Problem — Return all of the entries exactly as written.

◇ ◇ ◇ ◇ ◇

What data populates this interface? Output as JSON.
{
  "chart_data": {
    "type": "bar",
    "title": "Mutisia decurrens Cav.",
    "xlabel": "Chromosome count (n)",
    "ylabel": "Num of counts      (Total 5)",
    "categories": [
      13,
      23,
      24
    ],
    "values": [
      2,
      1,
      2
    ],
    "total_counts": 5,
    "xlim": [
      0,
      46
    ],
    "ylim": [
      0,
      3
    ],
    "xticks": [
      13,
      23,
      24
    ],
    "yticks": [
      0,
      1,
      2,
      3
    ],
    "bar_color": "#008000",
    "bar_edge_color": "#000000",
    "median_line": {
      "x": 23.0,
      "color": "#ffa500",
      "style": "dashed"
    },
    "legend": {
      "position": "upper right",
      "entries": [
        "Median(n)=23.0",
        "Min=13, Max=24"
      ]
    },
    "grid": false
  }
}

◇ ◇ ◇ ◇ ◇

Response to this task —
What data populates this interface? Output as JSON.
{
  "chart_data": {
    "type": "bar",
    "title": "Mutisia decurrens Cav.",
    "xlabel": "Chromosome count (n)",
    "ylabel": "Num of counts      (Total 5)",
    "categories": [
      13,
      23,
      24
    ],
    "values": [
      2,
      1,
      2
    ],
    "total_counts": 5,
    "xlim": [
      0,
      46
    ],
    "ylim": [
      0,
      3
    ],
    "xticks": [
      13,
      23,
      24
    ],
    "yticks": [
      0,
      1,
      2,
      3
    ],
    "bar_color": "#008000",
    "bar_edge_color": "#000000",
    "median_line": {
      "x": 23.0,
      "color": "#ffa500",
      "style": "dashed"
    },
    "legend": {
      "position": "upper right",
      "entries": [
        "Median(n)=23.0",
        "Min=13, Max=24"
      ]
    },
    "grid": false
  }
}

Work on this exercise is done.